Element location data
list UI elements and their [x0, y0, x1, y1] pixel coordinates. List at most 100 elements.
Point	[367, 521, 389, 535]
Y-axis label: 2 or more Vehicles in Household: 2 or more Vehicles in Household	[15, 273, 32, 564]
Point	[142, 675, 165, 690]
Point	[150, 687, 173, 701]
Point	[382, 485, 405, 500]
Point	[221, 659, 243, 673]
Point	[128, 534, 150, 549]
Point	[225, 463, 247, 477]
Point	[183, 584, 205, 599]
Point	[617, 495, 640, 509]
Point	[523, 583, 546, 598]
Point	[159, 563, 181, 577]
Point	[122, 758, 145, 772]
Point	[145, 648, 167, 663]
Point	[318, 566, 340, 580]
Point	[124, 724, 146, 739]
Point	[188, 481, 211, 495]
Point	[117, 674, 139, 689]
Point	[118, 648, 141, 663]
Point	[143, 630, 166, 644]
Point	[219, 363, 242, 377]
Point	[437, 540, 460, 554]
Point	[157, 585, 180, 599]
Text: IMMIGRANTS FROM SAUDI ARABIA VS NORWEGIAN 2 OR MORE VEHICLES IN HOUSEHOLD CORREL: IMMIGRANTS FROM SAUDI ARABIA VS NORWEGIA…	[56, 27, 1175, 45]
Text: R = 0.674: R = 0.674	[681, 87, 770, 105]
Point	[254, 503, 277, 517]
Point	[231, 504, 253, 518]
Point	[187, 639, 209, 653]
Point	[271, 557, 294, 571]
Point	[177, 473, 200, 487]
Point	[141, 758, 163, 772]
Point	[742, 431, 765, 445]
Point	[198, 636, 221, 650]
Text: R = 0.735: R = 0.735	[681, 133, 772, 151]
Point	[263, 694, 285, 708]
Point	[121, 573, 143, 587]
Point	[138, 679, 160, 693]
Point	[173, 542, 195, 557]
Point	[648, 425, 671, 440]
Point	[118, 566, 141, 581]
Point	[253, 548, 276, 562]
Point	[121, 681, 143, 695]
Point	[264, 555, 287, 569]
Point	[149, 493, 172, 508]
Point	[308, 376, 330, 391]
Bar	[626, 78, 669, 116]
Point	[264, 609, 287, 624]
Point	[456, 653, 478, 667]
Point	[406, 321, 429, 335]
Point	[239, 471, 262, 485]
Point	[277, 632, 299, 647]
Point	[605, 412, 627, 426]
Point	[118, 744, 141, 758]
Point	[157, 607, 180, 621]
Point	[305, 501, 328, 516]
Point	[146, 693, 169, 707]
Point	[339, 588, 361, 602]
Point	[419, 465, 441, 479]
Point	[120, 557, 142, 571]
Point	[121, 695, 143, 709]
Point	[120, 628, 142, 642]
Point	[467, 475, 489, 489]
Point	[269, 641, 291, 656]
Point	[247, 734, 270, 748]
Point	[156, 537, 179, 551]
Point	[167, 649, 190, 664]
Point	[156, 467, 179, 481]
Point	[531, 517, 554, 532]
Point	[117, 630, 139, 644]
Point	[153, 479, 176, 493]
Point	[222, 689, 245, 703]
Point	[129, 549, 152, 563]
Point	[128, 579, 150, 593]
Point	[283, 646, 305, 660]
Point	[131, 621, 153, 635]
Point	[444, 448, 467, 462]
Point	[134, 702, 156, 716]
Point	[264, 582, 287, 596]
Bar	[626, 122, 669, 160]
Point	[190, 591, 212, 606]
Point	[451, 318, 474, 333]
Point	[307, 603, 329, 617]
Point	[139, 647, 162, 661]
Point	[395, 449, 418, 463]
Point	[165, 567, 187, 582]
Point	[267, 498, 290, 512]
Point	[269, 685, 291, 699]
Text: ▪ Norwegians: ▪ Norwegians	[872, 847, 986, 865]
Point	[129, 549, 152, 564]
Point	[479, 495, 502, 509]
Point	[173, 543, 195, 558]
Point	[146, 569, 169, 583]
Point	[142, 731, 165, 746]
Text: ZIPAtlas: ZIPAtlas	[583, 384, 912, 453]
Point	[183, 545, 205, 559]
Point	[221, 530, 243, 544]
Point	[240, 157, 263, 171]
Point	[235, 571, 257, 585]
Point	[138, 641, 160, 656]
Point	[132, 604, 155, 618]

Goal:
Copy the material from its first line through the line containing "584, 205, 599]", and change "Vehicles" to "Cars" wherever it appears, with everything else left as it is.

Answer for this exercise:
list UI elements and their [x0, y0, x1, y1] pixel coordinates. List at most 100 elements.
Point	[367, 521, 389, 535]
Y-axis label: 2 or more Cars in Household: 2 or more Cars in Household	[15, 273, 32, 564]
Point	[142, 675, 165, 690]
Point	[150, 687, 173, 701]
Point	[382, 485, 405, 500]
Point	[221, 659, 243, 673]
Point	[128, 534, 150, 549]
Point	[225, 463, 247, 477]
Point	[183, 584, 205, 599]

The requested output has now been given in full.